(Some records)

+ + +

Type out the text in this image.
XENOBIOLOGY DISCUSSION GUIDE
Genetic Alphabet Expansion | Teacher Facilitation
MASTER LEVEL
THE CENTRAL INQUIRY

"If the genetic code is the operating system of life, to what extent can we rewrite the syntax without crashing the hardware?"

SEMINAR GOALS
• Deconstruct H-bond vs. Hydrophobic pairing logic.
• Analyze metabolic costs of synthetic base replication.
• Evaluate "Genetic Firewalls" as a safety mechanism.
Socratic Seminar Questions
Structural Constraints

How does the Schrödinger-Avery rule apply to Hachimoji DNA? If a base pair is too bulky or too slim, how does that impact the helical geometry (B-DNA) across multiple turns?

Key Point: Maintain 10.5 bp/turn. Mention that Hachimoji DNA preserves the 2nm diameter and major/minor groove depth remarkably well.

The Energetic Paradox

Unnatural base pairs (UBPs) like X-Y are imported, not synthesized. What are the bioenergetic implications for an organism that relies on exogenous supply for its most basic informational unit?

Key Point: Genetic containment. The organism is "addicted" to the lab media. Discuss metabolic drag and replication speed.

+ + +

Task prompt - Count the lines in the records above that contain the word "organism", and give only that number.

The solution - 2